◆ Problem statement ◆
Return the number of lines that include the string "this", without any other text.

◆ Working data ◆
□ □ □ □ □

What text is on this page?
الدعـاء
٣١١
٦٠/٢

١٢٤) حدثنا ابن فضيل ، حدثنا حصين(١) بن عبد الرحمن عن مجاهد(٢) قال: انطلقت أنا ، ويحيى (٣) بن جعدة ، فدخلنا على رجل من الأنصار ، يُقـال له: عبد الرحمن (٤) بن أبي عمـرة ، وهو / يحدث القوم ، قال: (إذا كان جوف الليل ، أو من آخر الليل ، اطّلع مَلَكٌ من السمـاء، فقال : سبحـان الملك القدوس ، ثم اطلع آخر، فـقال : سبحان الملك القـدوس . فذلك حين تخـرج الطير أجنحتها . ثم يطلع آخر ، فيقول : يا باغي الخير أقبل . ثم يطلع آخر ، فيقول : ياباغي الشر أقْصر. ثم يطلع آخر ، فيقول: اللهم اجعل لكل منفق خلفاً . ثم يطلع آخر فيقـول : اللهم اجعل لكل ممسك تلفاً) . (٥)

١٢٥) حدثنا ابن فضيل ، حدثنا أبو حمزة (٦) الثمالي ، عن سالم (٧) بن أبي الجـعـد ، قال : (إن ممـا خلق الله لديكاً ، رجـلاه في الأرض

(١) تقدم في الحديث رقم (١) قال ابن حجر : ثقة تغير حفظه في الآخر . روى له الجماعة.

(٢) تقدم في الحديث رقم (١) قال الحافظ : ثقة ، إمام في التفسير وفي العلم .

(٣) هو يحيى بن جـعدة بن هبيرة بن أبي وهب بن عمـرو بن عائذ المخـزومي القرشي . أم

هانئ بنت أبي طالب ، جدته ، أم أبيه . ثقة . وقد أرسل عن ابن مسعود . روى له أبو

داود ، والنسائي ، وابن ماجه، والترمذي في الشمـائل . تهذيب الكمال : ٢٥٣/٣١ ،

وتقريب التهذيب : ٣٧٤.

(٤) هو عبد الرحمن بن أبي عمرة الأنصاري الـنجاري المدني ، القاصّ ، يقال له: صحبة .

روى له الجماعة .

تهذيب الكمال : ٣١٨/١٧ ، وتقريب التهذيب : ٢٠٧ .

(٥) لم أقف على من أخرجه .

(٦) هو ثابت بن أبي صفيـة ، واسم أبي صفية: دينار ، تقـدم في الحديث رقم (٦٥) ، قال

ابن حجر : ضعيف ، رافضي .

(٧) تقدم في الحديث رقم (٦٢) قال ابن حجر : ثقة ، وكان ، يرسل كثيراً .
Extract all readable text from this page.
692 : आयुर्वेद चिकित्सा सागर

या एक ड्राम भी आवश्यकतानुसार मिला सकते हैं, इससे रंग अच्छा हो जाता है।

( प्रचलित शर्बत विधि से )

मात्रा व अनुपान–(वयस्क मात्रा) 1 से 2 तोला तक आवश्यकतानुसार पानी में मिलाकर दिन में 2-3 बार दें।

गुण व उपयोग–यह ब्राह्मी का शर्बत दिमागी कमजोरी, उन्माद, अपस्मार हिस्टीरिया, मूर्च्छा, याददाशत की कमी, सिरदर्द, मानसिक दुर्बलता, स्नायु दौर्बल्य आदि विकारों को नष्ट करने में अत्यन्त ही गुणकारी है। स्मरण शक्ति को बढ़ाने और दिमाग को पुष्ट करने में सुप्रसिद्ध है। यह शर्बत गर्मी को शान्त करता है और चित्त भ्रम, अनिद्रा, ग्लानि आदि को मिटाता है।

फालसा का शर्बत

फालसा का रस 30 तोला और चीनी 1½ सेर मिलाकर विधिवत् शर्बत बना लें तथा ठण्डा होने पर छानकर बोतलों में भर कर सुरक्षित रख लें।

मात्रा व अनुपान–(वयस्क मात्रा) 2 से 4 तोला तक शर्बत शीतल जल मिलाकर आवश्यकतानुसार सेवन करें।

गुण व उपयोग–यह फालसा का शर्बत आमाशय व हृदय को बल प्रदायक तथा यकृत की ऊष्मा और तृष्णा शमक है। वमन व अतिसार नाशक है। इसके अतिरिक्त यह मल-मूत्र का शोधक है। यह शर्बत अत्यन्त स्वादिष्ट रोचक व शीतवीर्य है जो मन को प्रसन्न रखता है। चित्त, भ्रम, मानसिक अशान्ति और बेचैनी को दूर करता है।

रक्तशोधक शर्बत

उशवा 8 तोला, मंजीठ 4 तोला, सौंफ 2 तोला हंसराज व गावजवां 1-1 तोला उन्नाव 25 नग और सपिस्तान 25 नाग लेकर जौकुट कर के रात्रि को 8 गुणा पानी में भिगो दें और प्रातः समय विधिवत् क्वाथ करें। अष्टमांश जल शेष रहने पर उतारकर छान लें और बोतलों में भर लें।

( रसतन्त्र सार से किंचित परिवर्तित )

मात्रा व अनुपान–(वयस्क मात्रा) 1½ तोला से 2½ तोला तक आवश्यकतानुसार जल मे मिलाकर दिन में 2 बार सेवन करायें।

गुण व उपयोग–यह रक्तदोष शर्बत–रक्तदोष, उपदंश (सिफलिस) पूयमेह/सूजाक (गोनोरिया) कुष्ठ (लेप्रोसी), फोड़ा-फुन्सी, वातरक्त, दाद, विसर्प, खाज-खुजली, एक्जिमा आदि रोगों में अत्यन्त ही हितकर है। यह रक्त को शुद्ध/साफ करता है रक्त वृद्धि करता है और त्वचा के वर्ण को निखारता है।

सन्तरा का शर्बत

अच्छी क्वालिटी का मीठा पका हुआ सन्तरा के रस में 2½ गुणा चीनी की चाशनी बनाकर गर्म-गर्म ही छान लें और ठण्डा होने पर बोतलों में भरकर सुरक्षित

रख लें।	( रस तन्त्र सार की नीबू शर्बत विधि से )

□ □ □ □ □

◆ Result ◆
2